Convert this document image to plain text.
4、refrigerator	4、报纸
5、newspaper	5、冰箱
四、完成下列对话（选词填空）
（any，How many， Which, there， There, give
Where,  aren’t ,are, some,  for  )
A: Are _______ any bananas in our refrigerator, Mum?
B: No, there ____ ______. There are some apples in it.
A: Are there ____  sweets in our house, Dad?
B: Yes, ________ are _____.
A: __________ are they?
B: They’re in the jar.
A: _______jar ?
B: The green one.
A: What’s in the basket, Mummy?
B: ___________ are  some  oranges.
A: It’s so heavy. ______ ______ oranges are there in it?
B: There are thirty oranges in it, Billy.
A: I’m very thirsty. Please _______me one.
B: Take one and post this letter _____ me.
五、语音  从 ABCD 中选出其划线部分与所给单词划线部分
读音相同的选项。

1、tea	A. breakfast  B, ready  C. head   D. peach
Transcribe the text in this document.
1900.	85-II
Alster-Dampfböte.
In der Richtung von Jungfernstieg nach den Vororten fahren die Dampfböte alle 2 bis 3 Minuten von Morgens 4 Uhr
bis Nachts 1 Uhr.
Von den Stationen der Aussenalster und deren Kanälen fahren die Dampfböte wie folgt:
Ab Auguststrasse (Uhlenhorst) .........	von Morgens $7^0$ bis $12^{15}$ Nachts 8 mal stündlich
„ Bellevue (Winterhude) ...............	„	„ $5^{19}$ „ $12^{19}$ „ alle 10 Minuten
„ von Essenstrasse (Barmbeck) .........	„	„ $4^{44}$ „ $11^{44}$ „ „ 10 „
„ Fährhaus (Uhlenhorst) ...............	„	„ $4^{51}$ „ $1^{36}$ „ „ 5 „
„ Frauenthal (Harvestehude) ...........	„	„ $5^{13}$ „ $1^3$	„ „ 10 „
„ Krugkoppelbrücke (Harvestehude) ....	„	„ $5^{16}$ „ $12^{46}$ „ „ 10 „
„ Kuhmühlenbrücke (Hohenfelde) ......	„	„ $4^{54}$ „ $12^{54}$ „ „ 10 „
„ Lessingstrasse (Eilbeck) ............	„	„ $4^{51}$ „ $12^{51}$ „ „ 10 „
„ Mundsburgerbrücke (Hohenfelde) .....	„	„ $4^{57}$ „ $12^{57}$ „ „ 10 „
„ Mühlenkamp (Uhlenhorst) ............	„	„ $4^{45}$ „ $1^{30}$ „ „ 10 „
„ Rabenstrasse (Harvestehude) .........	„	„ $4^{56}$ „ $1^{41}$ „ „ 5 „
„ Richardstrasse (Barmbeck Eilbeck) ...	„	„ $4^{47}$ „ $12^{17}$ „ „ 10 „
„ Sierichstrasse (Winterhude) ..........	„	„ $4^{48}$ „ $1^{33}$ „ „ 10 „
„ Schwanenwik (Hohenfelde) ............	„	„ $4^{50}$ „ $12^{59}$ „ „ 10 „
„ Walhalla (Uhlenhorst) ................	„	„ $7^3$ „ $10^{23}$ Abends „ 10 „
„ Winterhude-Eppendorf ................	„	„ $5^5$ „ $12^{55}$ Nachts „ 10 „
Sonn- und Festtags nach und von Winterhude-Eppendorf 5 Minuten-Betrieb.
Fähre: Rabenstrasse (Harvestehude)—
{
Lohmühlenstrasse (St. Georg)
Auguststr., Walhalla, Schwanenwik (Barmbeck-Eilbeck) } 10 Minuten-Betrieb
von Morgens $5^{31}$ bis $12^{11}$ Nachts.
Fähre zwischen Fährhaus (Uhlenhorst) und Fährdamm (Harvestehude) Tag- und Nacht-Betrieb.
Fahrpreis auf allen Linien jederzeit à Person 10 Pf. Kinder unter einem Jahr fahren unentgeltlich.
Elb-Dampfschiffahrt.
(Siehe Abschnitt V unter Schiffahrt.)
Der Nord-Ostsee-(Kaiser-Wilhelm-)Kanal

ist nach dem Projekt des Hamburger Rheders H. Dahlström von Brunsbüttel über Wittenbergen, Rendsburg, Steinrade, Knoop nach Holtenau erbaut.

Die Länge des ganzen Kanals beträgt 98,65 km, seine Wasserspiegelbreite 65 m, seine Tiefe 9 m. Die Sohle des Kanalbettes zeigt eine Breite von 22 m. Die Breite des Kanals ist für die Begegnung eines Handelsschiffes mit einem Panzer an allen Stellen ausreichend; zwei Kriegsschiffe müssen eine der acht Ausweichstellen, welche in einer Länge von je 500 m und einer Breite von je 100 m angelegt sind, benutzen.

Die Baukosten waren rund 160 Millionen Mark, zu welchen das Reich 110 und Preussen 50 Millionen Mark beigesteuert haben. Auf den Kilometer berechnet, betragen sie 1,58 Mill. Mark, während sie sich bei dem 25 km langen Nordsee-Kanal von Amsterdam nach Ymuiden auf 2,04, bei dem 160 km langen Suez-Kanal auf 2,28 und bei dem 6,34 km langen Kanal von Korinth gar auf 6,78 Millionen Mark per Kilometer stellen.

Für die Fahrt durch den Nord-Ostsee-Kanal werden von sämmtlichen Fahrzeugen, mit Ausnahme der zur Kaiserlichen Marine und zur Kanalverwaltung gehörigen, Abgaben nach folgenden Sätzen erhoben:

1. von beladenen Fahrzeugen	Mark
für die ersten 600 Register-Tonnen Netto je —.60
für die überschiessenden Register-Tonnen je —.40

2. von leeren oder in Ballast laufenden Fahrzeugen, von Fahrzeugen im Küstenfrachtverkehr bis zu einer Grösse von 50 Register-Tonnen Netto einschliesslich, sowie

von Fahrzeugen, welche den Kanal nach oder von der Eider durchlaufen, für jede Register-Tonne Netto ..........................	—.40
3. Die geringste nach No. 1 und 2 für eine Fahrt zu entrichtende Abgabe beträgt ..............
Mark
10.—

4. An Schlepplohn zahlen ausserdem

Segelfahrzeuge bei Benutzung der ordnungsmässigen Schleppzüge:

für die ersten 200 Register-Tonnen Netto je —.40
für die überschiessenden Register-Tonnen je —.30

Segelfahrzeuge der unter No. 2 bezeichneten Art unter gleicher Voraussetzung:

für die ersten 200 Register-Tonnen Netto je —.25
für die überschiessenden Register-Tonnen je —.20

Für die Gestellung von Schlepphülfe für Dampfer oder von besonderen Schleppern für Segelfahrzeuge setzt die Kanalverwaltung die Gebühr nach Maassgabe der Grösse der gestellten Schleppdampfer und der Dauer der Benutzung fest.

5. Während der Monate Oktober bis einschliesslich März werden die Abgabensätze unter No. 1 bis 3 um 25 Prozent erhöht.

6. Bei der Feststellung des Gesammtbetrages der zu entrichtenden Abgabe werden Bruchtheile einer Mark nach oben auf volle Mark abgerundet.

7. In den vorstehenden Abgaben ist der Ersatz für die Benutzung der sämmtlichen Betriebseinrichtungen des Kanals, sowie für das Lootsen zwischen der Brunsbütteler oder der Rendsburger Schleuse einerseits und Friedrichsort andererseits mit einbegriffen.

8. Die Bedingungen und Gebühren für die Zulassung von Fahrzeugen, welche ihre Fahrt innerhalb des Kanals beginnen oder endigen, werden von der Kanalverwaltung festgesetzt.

************

* _SHORT EXERCISE_
Reproduce the listing above word for word.

* _TASK ANSWER_
Convert this document image to plain text.
4、refrigerator	4、报纸
5、newspaper	5、冰箱
四、完成下列对话（选词填空）
（any，How many， Which, there， There, give
Where,  aren’t ,are, some,  for  )
A: Are _______ any bananas in our refrigerator, Mum?
B: No, there ____ ______. There are some apples in it.
A: Are there ____  sweets in our house, Dad?
B: Yes, ________ are _____.
A: __________ are they?
B: They’re in the jar.
A: _______jar ?
B: The green one.
A: What’s in the basket, Mummy?
B: ___________ are  some  oranges.
A: It’s so heavy. ______ ______ oranges are there in it?
B: There are thirty oranges in it, Billy.
A: I’m very thirsty. Please _______me one.
B: Take one and post this letter _____ me.
五、语音  从 ABCD 中选出其划线部分与所给单词划线部分
读音相同的选项。

1、tea	A. breakfast  B, ready  C. head   D. peach
Transcribe the text in this document.
1900.	85-II
Alster-Dampfböte.
In der Richtung von Jungfernstieg nach den Vororten fahren die Dampfböte alle 2 bis 3 Minuten von Morgens 4 Uhr
bis Nachts 1 Uhr.
Von den Stationen der Aussenalster und deren Kanälen fahren die Dampfböte wie folgt:
Ab Auguststrasse (Uhlenhorst) .........	von Morgens $7^0$ bis $12^{15}$ Nachts 8 mal stündlich
„ Bellevue (Winterhude) ...............	„	„ $5^{19}$ „ $12^{19}$ „ alle 10 Minuten
„ von Essenstrasse (Barmbeck) .........	„	„ $4^{44}$ „ $11^{44}$ „ „ 10 „
„ Fährhaus (Uhlenhorst) ...............	„	„ $4^{51}$ „ $1^{36}$ „ „ 5 „
„ Frauenthal (Harvestehude) ...........	„	„ $5^{13}$ „ $1^3$	„ „ 10 „
„ Krugkoppelbrücke (Harvestehude) ....	„	„ $5^{16}$ „ $12^{46}$ „ „ 10 „
„ Kuhmühlenbrücke (Hohenfelde) ......	„	„ $4^{54}$ „ $12^{54}$ „ „ 10 „
„ Lessingstrasse (Eilbeck) ............	„	„ $4^{51}$ „ $12^{51}$ „ „ 10 „
„ Mundsburgerbrücke (Hohenfelde) .....	„	„ $4^{57}$ „ $12^{57}$ „ „ 10 „
„ Mühlenkamp (Uhlenhorst) ............	„	„ $4^{45}$ „ $1^{30}$ „ „ 10 „
„ Rabenstrasse (Harvestehude) .........	„	„ $4^{56}$ „ $1^{41}$ „ „ 5 „
„ Richardstrasse (Barmbeck Eilbeck) ...	„	„ $4^{47}$ „ $12^{17}$ „ „ 10 „
„ Sierichstrasse (Winterhude) ..........	„	„ $4^{48}$ „ $1^{33}$ „ „ 10 „
„ Schwanenwik (Hohenfelde) ............	„	„ $4^{50}$ „ $12^{59}$ „ „ 10 „
„ Walhalla (Uhlenhorst) ................	„	„ $7^3$ „ $10^{23}$ Abends „ 10 „
„ Winterhude-Eppendorf ................	„	„ $5^5$ „ $12^{55}$ Nachts „ 10 „
Sonn- und Festtags nach und von Winterhude-Eppendorf 5 Minuten-Betrieb.
Fähre: Rabenstrasse (Harvestehude)—
{
Lohmühlenstrasse (St. Georg)
Auguststr., Walhalla, Schwanenwik (Barmbeck-Eilbeck) } 10 Minuten-Betrieb
von Morgens $5^{31}$ bis $12^{11}$ Nachts.
Fähre zwischen Fährhaus (Uhlenhorst) und Fährdamm (Harvestehude) Tag- und Nacht-Betrieb.
Fahrpreis auf allen Linien jederzeit à Person 10 Pf. Kinder unter einem Jahr fahren unentgeltlich.
Elb-Dampfschiffahrt.
(Siehe Abschnitt V unter Schiffahrt.)
Der Nord-Ostsee-(Kaiser-Wilhelm-)Kanal

ist nach dem Projekt des Hamburger Rheders H. Dahlström von Brunsbüttel über Wittenbergen, Rendsburg, Steinrade, Knoop nach Holtenau erbaut.

Die Länge des ganzen Kanals beträgt 98,65 km, seine Wasserspiegelbreite 65 m, seine Tiefe 9 m. Die Sohle des Kanalbettes zeigt eine Breite von 22 m. Die Breite des Kanals ist für die Begegnung eines Handelsschiffes mit einem Panzer an allen Stellen ausreichend; zwei Kriegsschiffe müssen eine der acht Ausweichstellen, welche in einer Länge von je 500 m und einer Breite von je 100 m angelegt sind, benutzen.

Die Baukosten waren rund 160 Millionen Mark, zu welchen das Reich 110 und Preussen 50 Millionen Mark beigesteuert haben. Auf den Kilometer berechnet, betragen sie 1,58 Mill. Mark, während sie sich bei dem 25 km langen Nordsee-Kanal von Amsterdam nach Ymuiden auf 2,04, bei dem 160 km langen Suez-Kanal auf 2,28 und bei dem 6,34 km langen Kanal von Korinth gar auf 6,78 Millionen Mark per Kilometer stellen.

Für die Fahrt durch den Nord-Ostsee-Kanal werden von sämmtlichen Fahrzeugen, mit Ausnahme der zur Kaiserlichen Marine und zur Kanalverwaltung gehörigen, Abgaben nach folgenden Sätzen erhoben:

1. von beladenen Fahrzeugen	Mark
für die ersten 600 Register-Tonnen Netto je —.60
für die überschiessenden Register-Tonnen je —.40

2. von leeren oder in Ballast laufenden Fahrzeugen, von Fahrzeugen im Küstenfrachtverkehr bis zu einer Grösse von 50 Register-Tonnen Netto einschliesslich, sowie

von Fahrzeugen, welche den Kanal nach oder von der Eider durchlaufen, für jede Register-Tonne Netto ..........................	—.40
3. Die geringste nach No. 1 und 2 für eine Fahrt zu entrichtende Abgabe beträgt ..............
Mark
10.—

4. An Schlepplohn zahlen ausserdem

Segelfahrzeuge bei Benutzung der ordnungsmässigen Schleppzüge:

für die ersten 200 Register-Tonnen Netto je —.40
für die überschiessenden Register-Tonnen je —.30

Segelfahrzeuge der unter No. 2 bezeichneten Art unter gleicher Voraussetzung:

für die ersten 200 Register-Tonnen Netto je —.25
für die überschiessenden Register-Tonnen je —.20

Für die Gestellung von Schlepphülfe für Dampfer oder von besonderen Schleppern für Segelfahrzeuge setzt die Kanalverwaltung die Gebühr nach Maassgabe der Grösse der gestellten Schleppdampfer und der Dauer der Benutzung fest.

5. Während der Monate Oktober bis einschliesslich März werden die Abgabensätze unter No. 1 bis 3 um 25 Prozent erhöht.

6. Bei der Feststellung des Gesammtbetrages der zu entrichtenden Abgabe werden Bruchtheile einer Mark nach oben auf volle Mark abgerundet.

7. In den vorstehenden Abgaben ist der Ersatz für die Benutzung der sämmtlichen Betriebseinrichtungen des Kanals, sowie für das Lootsen zwischen der Brunsbütteler oder der Rendsburger Schleuse einerseits und Friedrichsort andererseits mit einbegriffen.

8. Die Bedingungen und Gebühren für die Zulassung von Fahrzeugen, welche ihre Fahrt innerhalb des Kanals beginnen oder endigen, werden von der Kanalverwaltung festgesetzt.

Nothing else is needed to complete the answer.